(Objective)
Transcribe the records that follow, preserving every word.

(Source data)
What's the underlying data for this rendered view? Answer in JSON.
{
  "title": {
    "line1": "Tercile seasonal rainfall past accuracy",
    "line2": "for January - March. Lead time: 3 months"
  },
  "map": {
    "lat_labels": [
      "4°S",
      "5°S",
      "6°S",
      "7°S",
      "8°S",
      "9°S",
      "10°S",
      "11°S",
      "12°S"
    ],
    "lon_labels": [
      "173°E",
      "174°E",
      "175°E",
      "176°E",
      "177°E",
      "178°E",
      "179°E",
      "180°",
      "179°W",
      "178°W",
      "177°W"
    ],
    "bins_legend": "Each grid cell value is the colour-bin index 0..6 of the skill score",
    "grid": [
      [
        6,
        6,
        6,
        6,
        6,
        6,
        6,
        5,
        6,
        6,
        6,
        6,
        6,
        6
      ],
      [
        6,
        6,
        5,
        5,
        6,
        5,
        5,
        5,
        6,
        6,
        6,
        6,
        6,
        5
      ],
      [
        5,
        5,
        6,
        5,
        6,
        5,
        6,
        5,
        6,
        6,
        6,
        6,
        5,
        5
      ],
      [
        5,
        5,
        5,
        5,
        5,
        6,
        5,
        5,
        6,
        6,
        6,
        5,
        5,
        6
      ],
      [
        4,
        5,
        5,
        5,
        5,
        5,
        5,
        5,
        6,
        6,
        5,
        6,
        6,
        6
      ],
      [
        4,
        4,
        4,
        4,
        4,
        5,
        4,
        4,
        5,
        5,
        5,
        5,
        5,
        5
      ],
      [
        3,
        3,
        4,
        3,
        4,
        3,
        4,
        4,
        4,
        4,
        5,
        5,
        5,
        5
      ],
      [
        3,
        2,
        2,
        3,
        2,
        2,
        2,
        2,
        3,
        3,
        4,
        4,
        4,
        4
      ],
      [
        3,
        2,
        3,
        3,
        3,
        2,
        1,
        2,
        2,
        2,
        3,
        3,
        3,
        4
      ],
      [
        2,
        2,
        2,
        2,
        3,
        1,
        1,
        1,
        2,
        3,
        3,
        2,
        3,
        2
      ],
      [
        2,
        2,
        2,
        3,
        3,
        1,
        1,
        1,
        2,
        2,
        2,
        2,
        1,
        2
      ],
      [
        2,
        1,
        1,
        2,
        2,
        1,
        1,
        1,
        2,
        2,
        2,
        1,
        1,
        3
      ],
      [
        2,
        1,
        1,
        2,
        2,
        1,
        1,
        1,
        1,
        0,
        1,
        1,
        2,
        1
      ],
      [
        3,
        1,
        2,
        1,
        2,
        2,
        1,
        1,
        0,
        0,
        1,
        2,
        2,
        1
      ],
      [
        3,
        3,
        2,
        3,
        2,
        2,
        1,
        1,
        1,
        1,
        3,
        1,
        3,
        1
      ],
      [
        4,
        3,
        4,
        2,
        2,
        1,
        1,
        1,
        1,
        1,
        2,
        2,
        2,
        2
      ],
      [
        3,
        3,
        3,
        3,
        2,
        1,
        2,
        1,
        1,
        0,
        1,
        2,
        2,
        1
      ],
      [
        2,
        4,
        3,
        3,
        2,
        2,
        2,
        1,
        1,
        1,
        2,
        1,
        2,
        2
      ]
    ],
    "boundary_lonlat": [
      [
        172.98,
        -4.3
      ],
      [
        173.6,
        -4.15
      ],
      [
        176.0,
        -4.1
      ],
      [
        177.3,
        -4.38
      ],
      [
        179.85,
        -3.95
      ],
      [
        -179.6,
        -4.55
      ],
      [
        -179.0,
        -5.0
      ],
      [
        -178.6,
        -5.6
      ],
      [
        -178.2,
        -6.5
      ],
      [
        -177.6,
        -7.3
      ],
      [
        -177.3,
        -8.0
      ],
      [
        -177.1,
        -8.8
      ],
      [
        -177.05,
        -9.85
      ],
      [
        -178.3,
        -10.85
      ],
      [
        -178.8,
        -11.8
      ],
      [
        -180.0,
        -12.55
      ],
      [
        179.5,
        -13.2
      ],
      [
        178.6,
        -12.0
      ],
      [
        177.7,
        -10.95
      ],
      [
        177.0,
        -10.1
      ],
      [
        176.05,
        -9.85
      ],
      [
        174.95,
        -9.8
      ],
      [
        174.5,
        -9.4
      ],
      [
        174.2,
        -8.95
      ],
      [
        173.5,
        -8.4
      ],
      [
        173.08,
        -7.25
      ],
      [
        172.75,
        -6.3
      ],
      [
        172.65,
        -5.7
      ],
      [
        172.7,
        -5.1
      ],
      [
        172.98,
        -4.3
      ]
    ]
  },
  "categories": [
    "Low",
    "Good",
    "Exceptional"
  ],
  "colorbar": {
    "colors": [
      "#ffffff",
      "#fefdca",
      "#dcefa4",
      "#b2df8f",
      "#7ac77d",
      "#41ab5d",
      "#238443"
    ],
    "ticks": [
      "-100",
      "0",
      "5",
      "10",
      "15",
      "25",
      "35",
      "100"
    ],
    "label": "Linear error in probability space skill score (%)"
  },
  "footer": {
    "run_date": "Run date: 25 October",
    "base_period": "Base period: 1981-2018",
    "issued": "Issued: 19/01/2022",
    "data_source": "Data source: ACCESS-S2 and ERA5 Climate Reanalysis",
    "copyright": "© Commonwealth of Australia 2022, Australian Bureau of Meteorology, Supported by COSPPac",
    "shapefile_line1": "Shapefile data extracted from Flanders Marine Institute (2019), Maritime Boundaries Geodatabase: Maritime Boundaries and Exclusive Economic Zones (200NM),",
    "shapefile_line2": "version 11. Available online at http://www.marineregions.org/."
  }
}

(Full output)
What's the underlying data for this rendered view? Answer in JSON.
{
  "title": {
    "line1": "Tercile seasonal rainfall past accuracy",
    "line2": "for January - March. Lead time: 3 months"
  },
  "map": {
    "lat_labels": [
      "4°S",
      "5°S",
      "6°S",
      "7°S",
      "8°S",
      "9°S",
      "10°S",
      "11°S",
      "12°S"
    ],
    "lon_labels": [
      "173°E",
      "174°E",
      "175°E",
      "176°E",
      "177°E",
      "178°E",
      "179°E",
      "180°",
      "179°W",
      "178°W",
      "177°W"
    ],
    "bins_legend": "Each grid cell value is the colour-bin index 0..6 of the skill score",
    "grid": [
      [
        6,
        6,
        6,
        6,
        6,
        6,
        6,
        5,
        6,
        6,
        6,
        6,
        6,
        6
      ],
      [
        6,
        6,
        5,
        5,
        6,
        5,
        5,
        5,
        6,
        6,
        6,
        6,
        6,
        5
      ],
      [
        5,
        5,
        6,
        5,
        6,
        5,
        6,
        5,
        6,
        6,
        6,
        6,
        5,
        5
      ],
      [
        5,
        5,
        5,
        5,
        5,
        6,
        5,
        5,
        6,
        6,
        6,
        5,
        5,
        6
      ],
      [
        4,
        5,
        5,
        5,
        5,
        5,
        5,
        5,
        6,
        6,
        5,
        6,
        6,
        6
      ],
      [
        4,
        4,
        4,
        4,
        4,
        5,
        4,
        4,
        5,
        5,
        5,
        5,
        5,
        5
      ],
      [
        3,
        3,
        4,
        3,
        4,
        3,
        4,
        4,
        4,
        4,
        5,
        5,
        5,
        5
      ],
      [
        3,
        2,
        2,
        3,
        2,
        2,
        2,
        2,
        3,
        3,
        4,
        4,
        4,
        4
      ],
      [
        3,
        2,
        3,
        3,
        3,
        2,
        1,
        2,
        2,
        2,
        3,
        3,
        3,
        4
      ],
      [
        2,
        2,
        2,
        2,
        3,
        1,
        1,
        1,
        2,
        3,
        3,
        2,
        3,
        2
      ],
      [
        2,
        2,
        2,
        3,
        3,
        1,
        1,
        1,
        2,
        2,
        2,
        2,
        1,
        2
      ],
      [
        2,
        1,
        1,
        2,
        2,
        1,
        1,
        1,
        2,
        2,
        2,
        1,
        1,
        3
      ],
      [
        2,
        1,
        1,
        2,
        2,
        1,
        1,
        1,
        1,
        0,
        1,
        1,
        2,
        1
      ],
      [
        3,
        1,
        2,
        1,
        2,
        2,
        1,
        1,
        0,
        0,
        1,
        2,
        2,
        1
      ],
      [
        3,
        3,
        2,
        3,
        2,
        2,
        1,
        1,
        1,
        1,
        3,
        1,
        3,
        1
      ],
      [
        4,
        3,
        4,
        2,
        2,
        1,
        1,
        1,
        1,
        1,
        2,
        2,
        2,
        2
      ],
      [
        3,
        3,
        3,
        3,
        2,
        1,
        2,
        1,
        1,
        0,
        1,
        2,
        2,
        1
      ],
      [
        2,
        4,
        3,
        3,
        2,
        2,
        2,
        1,
        1,
        1,
        2,
        1,
        2,
        2
      ]
    ],
    "boundary_lonlat": [
      [
        172.98,
        -4.3
      ],
      [
        173.6,
        -4.15
      ],
      [
        176.0,
        -4.1
      ],
      [
        177.3,
        -4.38
      ],
      [
        179.85,
        -3.95
      ],
      [
        -179.6,
        -4.55
      ],
      [
        -179.0,
        -5.0
      ],
      [
        -178.6,
        -5.6
      ],
      [
        -178.2,
        -6.5
      ],
      [
        -177.6,
        -7.3
      ],
      [
        -177.3,
        -8.0
      ],
      [
        -177.1,
        -8.8
      ],
      [
        -177.05,
        -9.85
      ],
      [
        -178.3,
        -10.85
      ],
      [
        -178.8,
        -11.8
      ],
      [
        -180.0,
        -12.55
      ],
      [
        179.5,
        -13.2
      ],
      [
        178.6,
        -12.0
      ],
      [
        177.7,
        -10.95
      ],
      [
        177.0,
        -10.1
      ],
      [
        176.05,
        -9.85
      ],
      [
        174.95,
        -9.8
      ],
      [
        174.5,
        -9.4
      ],
      [
        174.2,
        -8.95
      ],
      [
        173.5,
        -8.4
      ],
      [
        173.08,
        -7.25
      ],
      [
        172.75,
        -6.3
      ],
      [
        172.65,
        -5.7
      ],
      [
        172.7,
        -5.1
      ],
      [
        172.98,
        -4.3
      ]
    ]
  },
  "categories": [
    "Low",
    "Good",
    "Exceptional"
  ],
  "colorbar": {
    "colors": [
      "#ffffff",
      "#fefdca",
      "#dcefa4",
      "#b2df8f",
      "#7ac77d",
      "#41ab5d",
      "#238443"
    ],
    "ticks": [
      "-100",
      "0",
      "5",
      "10",
      "15",
      "25",
      "35",
      "100"
    ],
    "label": "Linear error in probability space skill score (%)"
  },
  "footer": {
    "run_date": "Run date: 25 October",
    "base_period": "Base period: 1981-2018",
    "issued": "Issued: 19/01/2022",
    "data_source": "Data source: ACCESS-S2 and ERA5 Climate Reanalysis",
    "copyright": "© Commonwealth of Australia 2022, Australian Bureau of Meteorology, Supported by COSPPac",
    "shapefile_line1": "Shapefile data extracted from Flanders Marine Institute (2019), Maritime Boundaries Geodatabase: Maritime Boundaries and Exclusive Economic Zones (200NM),",
    "shapefile_line2": "version 11. Available online at http://www.marineregions.org/."
  }
}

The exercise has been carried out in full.